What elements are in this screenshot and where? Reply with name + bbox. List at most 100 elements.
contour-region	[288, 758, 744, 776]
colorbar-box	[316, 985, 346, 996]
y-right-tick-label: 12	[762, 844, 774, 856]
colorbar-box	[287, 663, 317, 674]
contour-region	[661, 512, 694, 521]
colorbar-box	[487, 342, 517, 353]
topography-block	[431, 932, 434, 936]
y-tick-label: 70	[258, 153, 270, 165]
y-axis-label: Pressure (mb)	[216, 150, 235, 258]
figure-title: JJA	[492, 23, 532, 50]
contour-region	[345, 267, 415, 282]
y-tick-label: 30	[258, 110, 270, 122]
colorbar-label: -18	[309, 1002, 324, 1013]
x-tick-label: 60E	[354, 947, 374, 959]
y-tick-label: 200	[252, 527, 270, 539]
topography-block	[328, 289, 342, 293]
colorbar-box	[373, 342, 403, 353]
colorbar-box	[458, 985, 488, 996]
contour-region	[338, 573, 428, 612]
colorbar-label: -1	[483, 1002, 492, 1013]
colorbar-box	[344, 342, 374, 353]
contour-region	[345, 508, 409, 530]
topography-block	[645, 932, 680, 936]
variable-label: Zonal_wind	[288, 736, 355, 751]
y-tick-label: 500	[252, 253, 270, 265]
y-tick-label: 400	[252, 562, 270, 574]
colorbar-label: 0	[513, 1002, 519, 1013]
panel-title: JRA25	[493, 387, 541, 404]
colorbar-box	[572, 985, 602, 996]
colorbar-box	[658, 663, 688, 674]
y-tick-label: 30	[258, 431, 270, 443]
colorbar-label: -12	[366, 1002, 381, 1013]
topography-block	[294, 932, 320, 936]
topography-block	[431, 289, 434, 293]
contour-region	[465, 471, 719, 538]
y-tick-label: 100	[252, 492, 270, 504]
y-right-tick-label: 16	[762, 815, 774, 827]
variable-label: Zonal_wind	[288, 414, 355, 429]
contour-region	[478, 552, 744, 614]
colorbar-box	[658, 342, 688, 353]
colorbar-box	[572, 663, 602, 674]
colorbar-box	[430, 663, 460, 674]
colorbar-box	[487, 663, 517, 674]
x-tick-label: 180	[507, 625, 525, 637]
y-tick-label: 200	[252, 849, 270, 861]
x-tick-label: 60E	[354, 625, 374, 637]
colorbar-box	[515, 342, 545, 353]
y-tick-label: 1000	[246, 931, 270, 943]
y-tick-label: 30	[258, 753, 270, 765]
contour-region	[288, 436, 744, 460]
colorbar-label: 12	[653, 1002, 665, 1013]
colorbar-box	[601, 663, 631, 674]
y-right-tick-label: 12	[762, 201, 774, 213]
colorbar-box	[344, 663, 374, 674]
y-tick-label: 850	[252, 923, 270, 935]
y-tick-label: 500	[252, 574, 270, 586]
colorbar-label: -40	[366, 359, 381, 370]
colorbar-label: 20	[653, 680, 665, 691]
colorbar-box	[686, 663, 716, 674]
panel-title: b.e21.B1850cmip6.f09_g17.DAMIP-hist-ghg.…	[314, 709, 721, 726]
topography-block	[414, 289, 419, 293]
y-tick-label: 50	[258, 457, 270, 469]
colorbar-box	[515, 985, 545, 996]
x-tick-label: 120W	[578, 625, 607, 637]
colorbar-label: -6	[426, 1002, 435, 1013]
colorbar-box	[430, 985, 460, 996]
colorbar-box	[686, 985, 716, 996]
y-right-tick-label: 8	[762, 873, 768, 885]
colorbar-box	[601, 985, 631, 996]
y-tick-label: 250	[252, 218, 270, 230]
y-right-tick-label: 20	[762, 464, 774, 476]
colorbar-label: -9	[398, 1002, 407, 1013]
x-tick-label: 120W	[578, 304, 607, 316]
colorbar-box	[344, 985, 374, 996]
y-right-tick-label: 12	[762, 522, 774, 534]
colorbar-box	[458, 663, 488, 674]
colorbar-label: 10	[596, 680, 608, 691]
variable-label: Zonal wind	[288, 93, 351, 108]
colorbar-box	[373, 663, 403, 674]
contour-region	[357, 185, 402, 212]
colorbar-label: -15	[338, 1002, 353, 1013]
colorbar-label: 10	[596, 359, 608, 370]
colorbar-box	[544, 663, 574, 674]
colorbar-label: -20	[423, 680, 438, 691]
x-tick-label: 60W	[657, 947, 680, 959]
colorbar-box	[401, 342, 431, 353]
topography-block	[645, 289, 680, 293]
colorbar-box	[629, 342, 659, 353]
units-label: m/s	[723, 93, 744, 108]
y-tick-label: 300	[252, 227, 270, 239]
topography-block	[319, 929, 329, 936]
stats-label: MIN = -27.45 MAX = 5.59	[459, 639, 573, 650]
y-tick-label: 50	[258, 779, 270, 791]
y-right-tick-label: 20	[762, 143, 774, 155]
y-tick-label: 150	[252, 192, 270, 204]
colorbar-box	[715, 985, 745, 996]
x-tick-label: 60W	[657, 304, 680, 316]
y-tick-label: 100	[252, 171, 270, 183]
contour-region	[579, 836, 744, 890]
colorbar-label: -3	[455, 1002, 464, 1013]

####################

> Work to be completed: Reproduce every line of the records above verbatim, keeping the original order.

> Written solution:
What elements are in this screenshot and where? Reply with name + bbox. List at most 100 elements.
contour-region	[288, 758, 744, 776]
colorbar-box	[316, 985, 346, 996]
y-right-tick-label: 12	[762, 844, 774, 856]
colorbar-box	[287, 663, 317, 674]
contour-region	[661, 512, 694, 521]
colorbar-box	[487, 342, 517, 353]
topography-block	[431, 932, 434, 936]
y-tick-label: 70	[258, 153, 270, 165]
y-axis-label: Pressure (mb)	[216, 150, 235, 258]
figure-title: JJA	[492, 23, 532, 50]
contour-region	[345, 267, 415, 282]
y-tick-label: 30	[258, 110, 270, 122]
colorbar-label: -18	[309, 1002, 324, 1013]
x-tick-label: 60E	[354, 947, 374, 959]
y-tick-label: 200	[252, 527, 270, 539]
topography-block	[328, 289, 342, 293]
colorbar-box	[373, 342, 403, 353]
colorbar-box	[458, 985, 488, 996]
contour-region	[338, 573, 428, 612]
colorbar-label: -1	[483, 1002, 492, 1013]
colorbar-box	[344, 342, 374, 353]
contour-region	[345, 508, 409, 530]
topography-block	[645, 932, 680, 936]
variable-label: Zonal_wind	[288, 736, 355, 751]
y-tick-label: 500	[252, 253, 270, 265]
y-tick-label: 400	[252, 562, 270, 574]
colorbar-label: 0	[513, 1002, 519, 1013]
panel-title: JRA25	[493, 387, 541, 404]
colorbar-box	[572, 985, 602, 996]
colorbar-box	[658, 663, 688, 674]
y-tick-label: 30	[258, 431, 270, 443]
colorbar-label: -12	[366, 1002, 381, 1013]
topography-block	[294, 932, 320, 936]
topography-block	[431, 289, 434, 293]
contour-region	[465, 471, 719, 538]
y-tick-label: 100	[252, 492, 270, 504]
y-right-tick-label: 16	[762, 815, 774, 827]
variable-label: Zonal_wind	[288, 414, 355, 429]
contour-region	[478, 552, 744, 614]
colorbar-box	[658, 342, 688, 353]
colorbar-box	[572, 663, 602, 674]
colorbar-box	[430, 663, 460, 674]
colorbar-box	[487, 663, 517, 674]
x-tick-label: 180	[507, 625, 525, 637]
y-tick-label: 200	[252, 849, 270, 861]
x-tick-label: 60E	[354, 625, 374, 637]
colorbar-box	[515, 342, 545, 353]
y-tick-label: 1000	[246, 931, 270, 943]
y-tick-label: 30	[258, 753, 270, 765]
contour-region	[288, 436, 744, 460]
colorbar-label: 12	[653, 1002, 665, 1013]
colorbar-box	[601, 663, 631, 674]
y-right-tick-label: 12	[762, 201, 774, 213]
colorbar-box	[344, 663, 374, 674]
y-tick-label: 850	[252, 923, 270, 935]
y-tick-label: 500	[252, 574, 270, 586]
colorbar-label: -40	[366, 359, 381, 370]
colorbar-label: 20	[653, 680, 665, 691]
colorbar-box	[686, 663, 716, 674]
panel-title: b.e21.B1850cmip6.f09_g17.DAMIP-hist-ghg.…	[314, 709, 721, 726]
topography-block	[414, 289, 419, 293]
y-tick-label: 50	[258, 457, 270, 469]
colorbar-box	[515, 985, 545, 996]
x-tick-label: 120W	[578, 625, 607, 637]
colorbar-label: -6	[426, 1002, 435, 1013]
colorbar-box	[430, 985, 460, 996]
colorbar-box	[686, 985, 716, 996]
y-right-tick-label: 8	[762, 873, 768, 885]
colorbar-box	[601, 985, 631, 996]
y-tick-label: 250	[252, 218, 270, 230]
y-right-tick-label: 20	[762, 464, 774, 476]
colorbar-label: -9	[398, 1002, 407, 1013]
x-tick-label: 120W	[578, 304, 607, 316]
colorbar-box	[344, 985, 374, 996]
y-right-tick-label: 12	[762, 522, 774, 534]
colorbar-box	[458, 663, 488, 674]
colorbar-label: 10	[596, 680, 608, 691]
variable-label: Zonal wind	[288, 93, 351, 108]
colorbar-box	[373, 663, 403, 674]
contour-region	[357, 185, 402, 212]
colorbar-label: -15	[338, 1002, 353, 1013]
colorbar-label: 10	[596, 359, 608, 370]
colorbar-box	[544, 663, 574, 674]
colorbar-label: -20	[423, 680, 438, 691]
x-tick-label: 60W	[657, 947, 680, 959]
colorbar-box	[401, 342, 431, 353]
topography-block	[645, 289, 680, 293]
colorbar-box	[629, 342, 659, 353]
units-label: m/s	[723, 93, 744, 108]
y-tick-label: 300	[252, 227, 270, 239]
topography-block	[319, 929, 329, 936]
stats-label: MIN = -27.45 MAX = 5.59	[459, 639, 573, 650]
y-tick-label: 50	[258, 779, 270, 791]
y-right-tick-label: 20	[762, 143, 774, 155]
y-tick-label: 150	[252, 192, 270, 204]
colorbar-box	[715, 985, 745, 996]
x-tick-label: 60W	[657, 304, 680, 316]
y-tick-label: 100	[252, 171, 270, 183]
contour-region	[579, 836, 744, 890]
colorbar-label: -3	[455, 1002, 464, 1013]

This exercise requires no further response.